* **ENTRIES SUPPLIED**:
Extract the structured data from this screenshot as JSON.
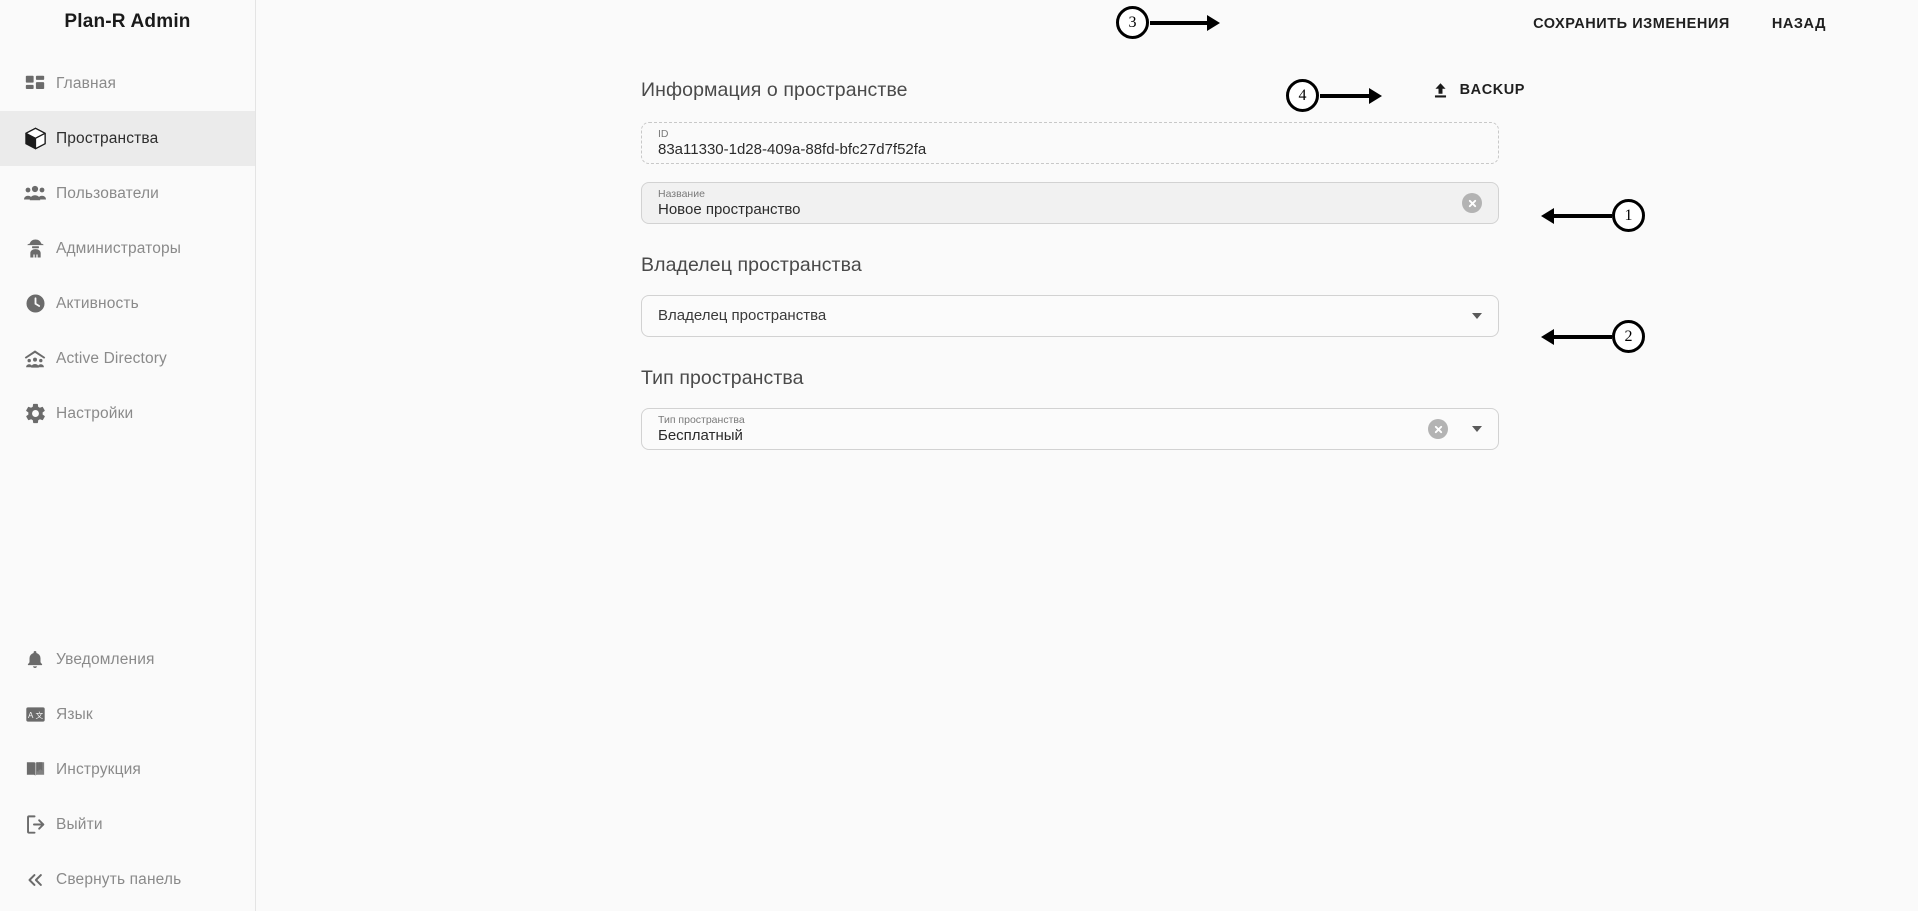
{
  "sidebar": {
    "brand": "Plan-R Admin",
    "top_items": [
      {
        "label": "Главная",
        "icon": "dashboard-grid-icon",
        "active": false
      },
      {
        "label": "Пространства",
        "icon": "cube-icon",
        "active": true
      },
      {
        "label": "Пользователи",
        "icon": "people-group-icon",
        "active": false
      },
      {
        "label": "Администраторы",
        "icon": "detective-icon",
        "active": false
      },
      {
        "label": "Активность",
        "icon": "clock-icon",
        "active": false
      },
      {
        "label": "Active Directory",
        "icon": "directory-house-icon",
        "active": false
      },
      {
        "label": "Настройки",
        "icon": "gear-icon",
        "active": false
      }
    ],
    "bottom_items": [
      {
        "label": "Уведомления",
        "icon": "bell-icon"
      },
      {
        "label": "Язык",
        "icon": "translate-icon"
      },
      {
        "label": "Инструкция",
        "icon": "book-icon"
      },
      {
        "label": "Выйти",
        "icon": "logout-icon"
      },
      {
        "label": "Свернуть панель",
        "icon": "chevron-double-left-icon"
      }
    ]
  },
  "topbar": {
    "save_label": "СОХРАНИТЬ ИЗМЕНЕНИЯ",
    "back_label": "НАЗАД"
  },
  "form": {
    "info_heading": "Информация о пространстве",
    "backup_label": "BACKUP",
    "id_field": {
      "label": "ID",
      "value": "83a11330-1d28-409a-88fd-bfc27d7f52fa"
    },
    "name_field": {
      "label": "Название",
      "value": "Новое пространство"
    },
    "owner_heading": "Владелец пространства",
    "owner_field": {
      "placeholder": "Владелец пространства",
      "value": ""
    },
    "type_heading": "Тип пространства",
    "type_field": {
      "label": "Тип пространства",
      "value": "Бесплатный"
    }
  },
  "annotations": [
    {
      "number": "1"
    },
    {
      "number": "2"
    },
    {
      "number": "3"
    },
    {
      "number": "4"
    }
  ],
  "colors": {
    "page_bg": "#fafafa",
    "active_item_bg": "#ebebeb",
    "text_primary": "#2e2e2e",
    "text_muted": "#8a8a8a",
    "border": "#d2d2d2"
  }
}
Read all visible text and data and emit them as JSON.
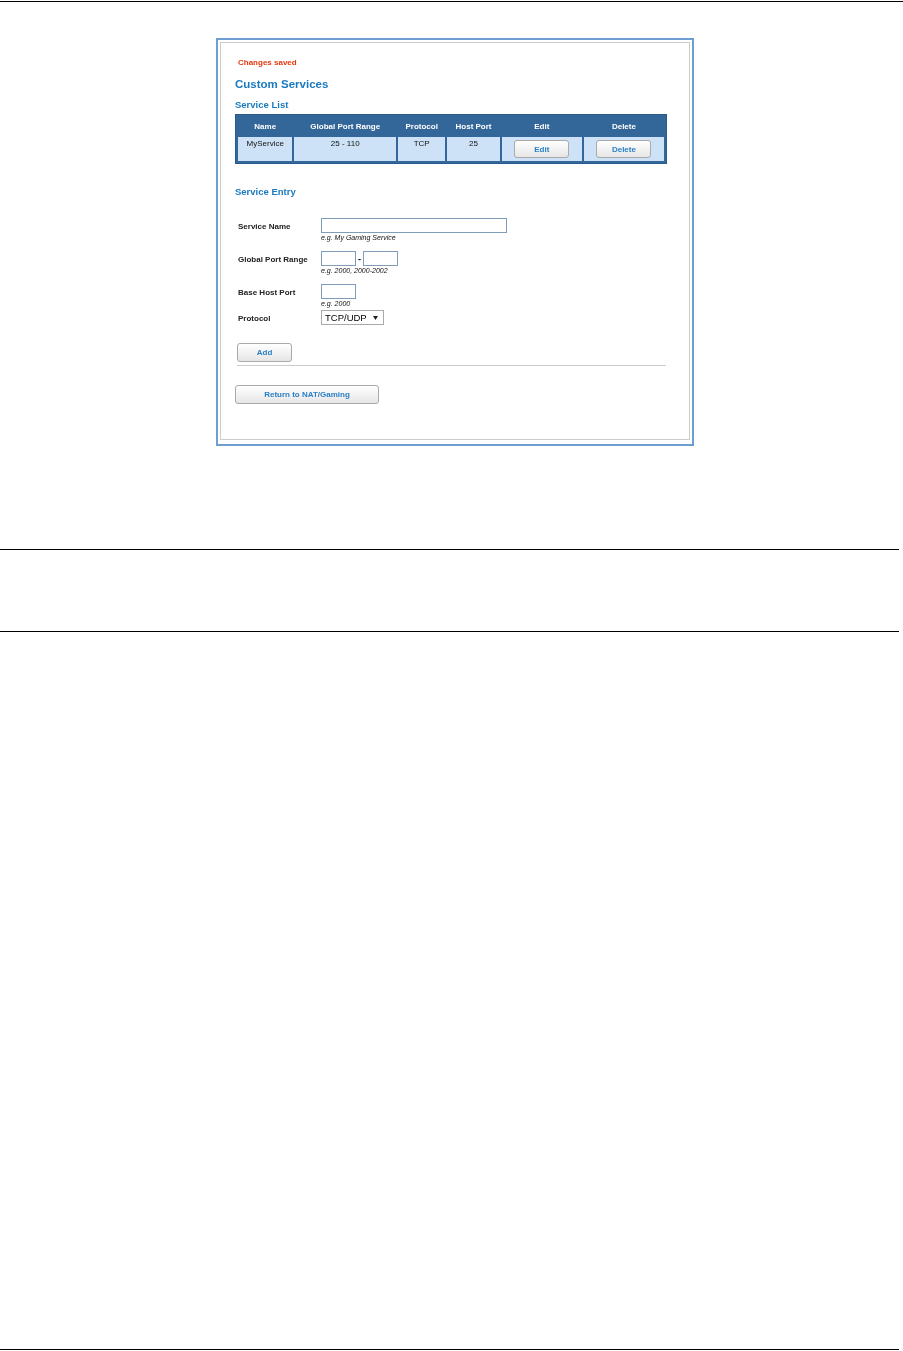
{
  "status_message": "Changes saved",
  "title": "Custom Services",
  "service_list": {
    "heading": "Service List",
    "columns": [
      "Name",
      "Global Port Range",
      "Protocol",
      "Host Port",
      "Edit",
      "Delete"
    ],
    "rows": [
      {
        "cells": [
          "MyService",
          "25 - 110",
          "TCP",
          "25"
        ],
        "actions": [
          "Edit",
          "Delete"
        ]
      }
    ]
  },
  "service_entry": {
    "heading": "Service Entry",
    "fields": [
      {
        "kind": "text",
        "label": "Service Name",
        "hint": "e.g. My Gaming Service"
      },
      {
        "kind": "range",
        "label": "Global Port Range",
        "separator": "-",
        "hint": "e.g. 2000, 2000-2002"
      },
      {
        "kind": "port",
        "label": "Base Host Port",
        "hint": "e.g. 2000"
      },
      {
        "kind": "select",
        "label": "Protocol",
        "value": "TCP/UDP"
      }
    ],
    "add_button": "Add"
  },
  "return_button": "Return to NAT/Gaming"
}
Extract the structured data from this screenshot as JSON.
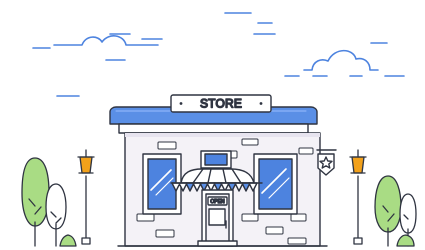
{
  "store": {
    "sign_label": "STORE",
    "open_label": "OPEN"
  },
  "colors": {
    "outline": "#2f3441",
    "accent_blue": "#5a8fe6",
    "sky_blue": "#4d83df",
    "light_blue": "#9bbcff",
    "tree_green": "#a9dc84",
    "lamp_orange": "#f2a11b",
    "wall": "#f4f2f7"
  }
}
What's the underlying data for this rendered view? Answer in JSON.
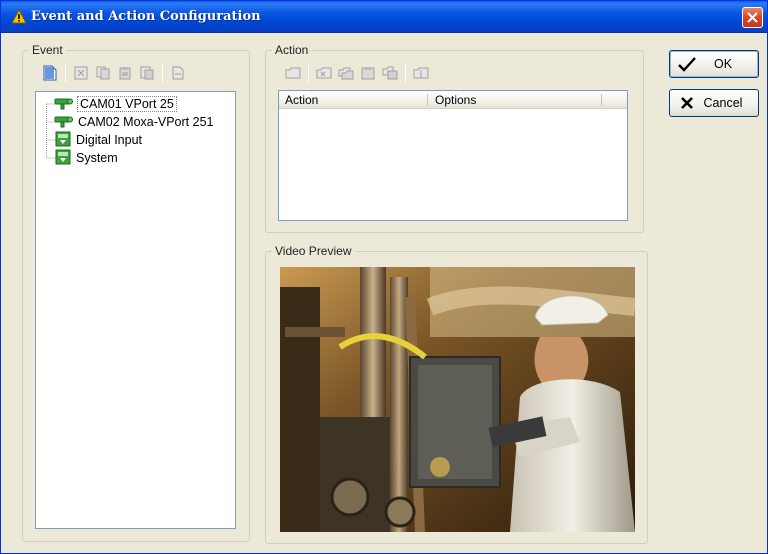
{
  "window": {
    "title": "Event and Action Configuration",
    "title_icon": "warning-icon",
    "close_icon": "close-icon",
    "colors": {
      "titlebar": "#0a55e0",
      "close": "#d6462a",
      "face": "#ece9d8"
    }
  },
  "event": {
    "legend": "Event",
    "toolbar": [
      "new-event-icon",
      "delete-icon",
      "copy-icon",
      "paste-icon",
      "properties-icon",
      "export-icon"
    ],
    "tree": [
      {
        "label": "CAM01 VPort 25",
        "icon": "camera-icon",
        "selected": true
      },
      {
        "label": "CAM02 Moxa-VPort 251",
        "icon": "camera-icon",
        "selected": false
      },
      {
        "label": "Digital Input",
        "icon": "digital-input-icon",
        "selected": false
      },
      {
        "label": "System",
        "icon": "system-icon",
        "selected": false
      }
    ]
  },
  "action": {
    "legend": "Action",
    "toolbar": [
      "new-action-icon",
      "delete-action-icon",
      "copy-action-icon",
      "paste-action-icon",
      "properties-action-icon",
      "test-action-icon"
    ],
    "columns": [
      "Action",
      "Options"
    ],
    "rows": []
  },
  "preview": {
    "legend": "Video Preview"
  },
  "buttons": {
    "ok": "OK",
    "cancel": "Cancel"
  }
}
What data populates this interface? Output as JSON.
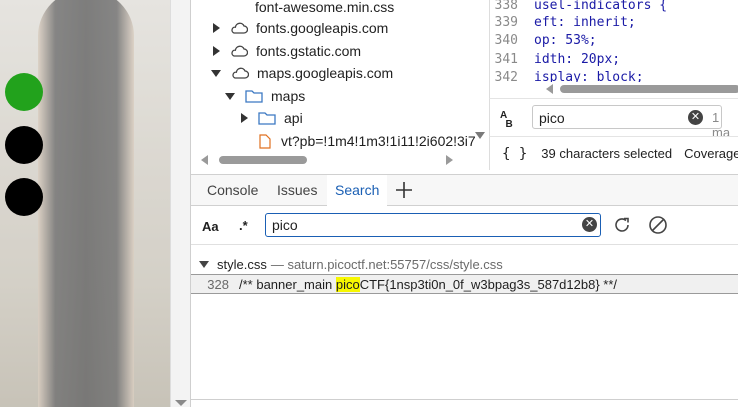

* **DO THIS**: Replicate the material above verbatim; images stay out of the copy.

* **COMPLETE ANSWER**:
Extract the structured data from this screenshot as JSON.
{
  "sidebar": {
    "brand": "Plan-R Admin",
    "top_items": [
      {
        "label": "Главная",
        "icon": "dashboard-grid-icon",
        "active": false
      },
      {
        "label": "Пространства",
        "icon": "cube-icon",
        "active": true
      },
      {
        "label": "Пользователи",
        "icon": "people-group-icon",
        "active": false
      },
      {
        "label": "Администраторы",
        "icon": "detective-icon",
        "active": false
      },
      {
        "label": "Активность",
        "icon": "clock-icon",
        "active": false
      },
      {
        "label": "Active Directory",
        "icon": "directory-house-icon",
        "active": false
      },
      {
        "label": "Настройки",
        "icon": "gear-icon",
        "active": false
      }
    ],
    "bottom_items": [
      {
        "label": "Уведомления",
        "icon": "bell-icon"
      },
      {
        "label": "Язык",
        "icon": "translate-icon"
      },
      {
        "label": "Инструкция",
        "icon": "book-icon"
      },
      {
        "label": "Выйти",
        "icon": "logout-icon"
      },
      {
        "label": "Свернуть панель",
        "icon": "chevron-double-left-icon"
      }
    ]
  },
  "topbar": {
    "save_label": "СОХРАНИТЬ ИЗМЕНЕНИЯ",
    "back_label": "НАЗАД"
  },
  "form": {
    "info_heading": "Информация о пространстве",
    "backup_label": "BACKUP",
    "id_field": {
      "label": "ID",
      "value": "83a11330-1d28-409a-88fd-bfc27d7f52fa"
    },
    "name_field": {
      "label": "Название",
      "value": "Новое пространство"
    },
    "owner_heading": "Владелец пространства",
    "owner_field": {
      "placeholder": "Владелец пространства",
      "value": ""
    },
    "type_heading": "Тип пространства",
    "type_field": {
      "label": "Тип пространства",
      "value": "Бесплатный"
    }
  },
  "annotations": [
    {
      "number": "1"
    },
    {
      "number": "2"
    },
    {
      "number": "3"
    },
    {
      "number": "4"
    }
  ],
  "colors": {
    "page_bg": "#fafafa",
    "active_item_bg": "#ebebeb",
    "text_primary": "#2e2e2e",
    "text_muted": "#8a8a8a",
    "border": "#d2d2d2"
  }
}
Read all visible text and data and emit them as JSON.
{
  "status_message": "Changes saved",
  "title": "Custom Services",
  "service_list": {
    "heading": "Service List",
    "columns": [
      "Name",
      "Global Port Range",
      "Protocol",
      "Host Port",
      "Edit",
      "Delete"
    ],
    "rows": [
      {
        "cells": [
          "MyService",
          "25 - 110",
          "TCP",
          "25"
        ],
        "actions": [
          "Edit",
          "Delete"
        ]
      }
    ]
  },
  "service_entry": {
    "heading": "Service Entry",
    "fields": [
      {
        "kind": "text",
        "label": "Service Name",
        "hint": "e.g. My Gaming Service"
      },
      {
        "kind": "range",
        "label": "Global Port Range",
        "separator": "-",
        "hint": "e.g. 2000, 2000-2002"
      },
      {
        "kind": "port",
        "label": "Base Host Port",
        "hint": "e.g. 2000"
      },
      {
        "kind": "select",
        "label": "Protocol",
        "value": "TCP/UDP"
      }
    ],
    "add_button": "Add"
  },
  "return_button": "Return to NAT/Gaming"
}
Extract the structured data from this screenshot as JSON.
{
  "store": {
    "sign_label": "STORE",
    "open_label": "OPEN"
  },
  "colors": {
    "outline": "#2f3441",
    "accent_blue": "#5a8fe6",
    "sky_blue": "#4d83df",
    "light_blue": "#9bbcff",
    "tree_green": "#a9dc84",
    "lamp_orange": "#f2a11b",
    "wall": "#f4f2f7"
  }
}
What's the underlying data for this rendered view? Answer in JSON.
{
  "window": {
    "title": "Event and Action Configuration",
    "title_icon": "warning-icon",
    "close_icon": "close-icon",
    "colors": {
      "titlebar": "#0a55e0",
      "close": "#d6462a",
      "face": "#ece9d8"
    }
  },
  "event": {
    "legend": "Event",
    "toolbar": [
      "new-event-icon",
      "delete-icon",
      "copy-icon",
      "paste-icon",
      "properties-icon",
      "export-icon"
    ],
    "tree": [
      {
        "label": "CAM01 VPort 25",
        "icon": "camera-icon",
        "selected": true
      },
      {
        "label": "CAM02 Moxa-VPort 251",
        "icon": "camera-icon",
        "selected": false
      },
      {
        "label": "Digital Input",
        "icon": "digital-input-icon",
        "selected": false
      },
      {
        "label": "System",
        "icon": "system-icon",
        "selected": false
      }
    ]
  },
  "action": {
    "legend": "Action",
    "toolbar": [
      "new-action-icon",
      "delete-action-icon",
      "copy-action-icon",
      "paste-action-icon",
      "properties-action-icon",
      "test-action-icon"
    ],
    "columns": [
      "Action",
      "Options"
    ],
    "rows": []
  },
  "preview": {
    "legend": "Video Preview"
  },
  "buttons": {
    "ok": "OK",
    "cancel": "Cancel"
  }
}
What data populates this interface? Output as JSON.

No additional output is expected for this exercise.